● **Aim**:
Without the pictures, copy all the entries below exactly.

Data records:
^^^^^^^^^^^^^^^^

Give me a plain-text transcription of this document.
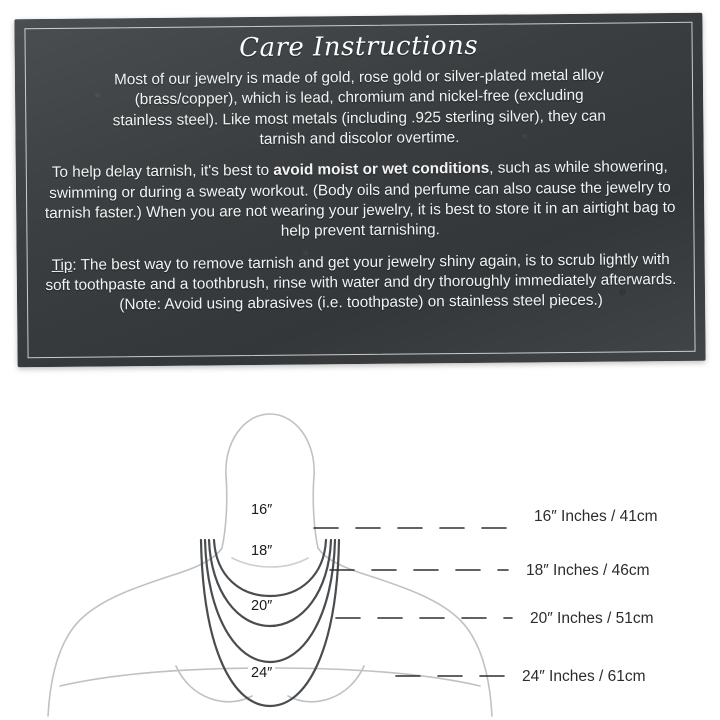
Care Instructions

Most of our jewelry is made of gold, rose gold or silver-plated metal alloy
(brass/copper), which is lead, chromium and nickel-free (excluding
stainless steel). Like most metals (including .925 sterling silver), they can
tarnish and discolor overtime.

To help delay tarnish, it's best to avoid moist or wet conditions, such as while showering, swimming or during a sweaty workout. (Body oils and perfume can also cause the jewelry to tarnish faster.) When you are not wearing your jewelry, it is best to store it in an airtight bag to help prevent tarnishing.

Tip: The best way to remove tarnish and get your jewelry shiny again, is to scrub lightly with soft toothpaste and a toothbrush, rinse with water and dry thoroughly immediately afterwards. (Note: Avoid using abrasives (i.e. toothpaste) on stainless steel pieces.)

16″
18″
20″
24″
16″ Inches / 41cm
18″ Inches / 46cm
20″ Inches / 51cm
24″ Inches / 61cm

^^^^^^^^^^^^^^^^

● **Answer for this exercise**:
Give me a plain-text transcription of this document.
Care Instructions

Most of our jewelry is made of gold, rose gold or silver-plated metal alloy
(brass/copper), which is lead, chromium and nickel-free (excluding
stainless steel). Like most metals (including .925 sterling silver), they can
tarnish and discolor overtime.

To help delay tarnish, it's best to avoid moist or wet conditions, such as while showering, swimming or during a sweaty workout. (Body oils and perfume can also cause the jewelry to tarnish faster.) When you are not wearing your jewelry, it is best to store it in an airtight bag to help prevent tarnishing.

Tip: The best way to remove tarnish and get your jewelry shiny again, is to scrub lightly with soft toothpaste and a toothbrush, rinse with water and dry thoroughly immediately afterwards. (Note: Avoid using abrasives (i.e. toothpaste) on stainless steel pieces.)

16″
18″
20″
24″
16″ Inches / 41cm
18″ Inches / 46cm
20″ Inches / 51cm
24″ Inches / 61cm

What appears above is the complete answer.